**EXERCISE PROMPT**
Here are some entries; quote each one exactly.

**INPUT MATERIAL**
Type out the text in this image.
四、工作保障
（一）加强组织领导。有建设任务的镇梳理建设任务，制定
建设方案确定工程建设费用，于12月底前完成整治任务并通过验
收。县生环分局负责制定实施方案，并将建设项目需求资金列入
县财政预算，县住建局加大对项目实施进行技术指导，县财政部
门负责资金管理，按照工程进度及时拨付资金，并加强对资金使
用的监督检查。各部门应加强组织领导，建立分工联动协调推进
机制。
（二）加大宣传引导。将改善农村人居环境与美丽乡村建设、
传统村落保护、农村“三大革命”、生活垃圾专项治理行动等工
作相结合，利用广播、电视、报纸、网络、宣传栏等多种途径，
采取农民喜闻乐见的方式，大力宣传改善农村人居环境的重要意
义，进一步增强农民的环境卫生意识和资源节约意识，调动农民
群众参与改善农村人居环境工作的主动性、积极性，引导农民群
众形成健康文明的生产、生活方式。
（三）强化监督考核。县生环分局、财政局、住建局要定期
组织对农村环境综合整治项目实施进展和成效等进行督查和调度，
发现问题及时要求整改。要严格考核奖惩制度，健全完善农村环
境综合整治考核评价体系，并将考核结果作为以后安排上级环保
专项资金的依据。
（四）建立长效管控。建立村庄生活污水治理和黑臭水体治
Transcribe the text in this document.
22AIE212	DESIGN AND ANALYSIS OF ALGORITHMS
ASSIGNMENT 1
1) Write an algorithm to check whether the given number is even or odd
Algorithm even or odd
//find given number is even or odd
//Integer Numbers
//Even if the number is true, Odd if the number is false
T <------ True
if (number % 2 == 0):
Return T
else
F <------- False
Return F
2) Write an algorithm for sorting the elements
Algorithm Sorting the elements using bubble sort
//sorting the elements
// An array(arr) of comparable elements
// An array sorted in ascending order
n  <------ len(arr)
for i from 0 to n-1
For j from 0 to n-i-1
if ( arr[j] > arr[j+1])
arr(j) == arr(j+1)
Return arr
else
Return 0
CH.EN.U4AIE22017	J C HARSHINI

**EXERCISE RESPONSE**
Type out the text in this image.
四、工作保障
（一）加强组织领导。有建设任务的镇梳理建设任务，制定
建设方案确定工程建设费用，于12月底前完成整治任务并通过验
收。县生环分局负责制定实施方案，并将建设项目需求资金列入
县财政预算，县住建局加大对项目实施进行技术指导，县财政部
门负责资金管理，按照工程进度及时拨付资金，并加强对资金使
用的监督检查。各部门应加强组织领导，建立分工联动协调推进
机制。
（二）加大宣传引导。将改善农村人居环境与美丽乡村建设、
传统村落保护、农村“三大革命”、生活垃圾专项治理行动等工
作相结合，利用广播、电视、报纸、网络、宣传栏等多种途径，
采取农民喜闻乐见的方式，大力宣传改善农村人居环境的重要意
义，进一步增强农民的环境卫生意识和资源节约意识，调动农民
群众参与改善农村人居环境工作的主动性、积极性，引导农民群
众形成健康文明的生产、生活方式。
（三）强化监督考核。县生环分局、财政局、住建局要定期
组织对农村环境综合整治项目实施进展和成效等进行督查和调度，
发现问题及时要求整改。要严格考核奖惩制度，健全完善农村环
境综合整治考核评价体系，并将考核结果作为以后安排上级环保
专项资金的依据。
（四）建立长效管控。建立村庄生活污水治理和黑臭水体治
Transcribe the text in this document.
22AIE212	DESIGN AND ANALYSIS OF ALGORITHMS
ASSIGNMENT 1
1) Write an algorithm to check whether the given number is even or odd
Algorithm even or odd
//find given number is even or odd
//Integer Numbers
//Even if the number is true, Odd if the number is false
T <------ True
if (number % 2 == 0):
Return T
else
F <------- False
Return F
2) Write an algorithm for sorting the elements
Algorithm Sorting the elements using bubble sort
//sorting the elements
// An array(arr) of comparable elements
// An array sorted in ascending order
n  <------ len(arr)
for i from 0 to n-1
For j from 0 to n-i-1
if ( arr[j] > arr[j+1])
arr(j) == arr(j+1)
Return arr
else
Return 0
CH.EN.U4AIE22017	J C HARSHINI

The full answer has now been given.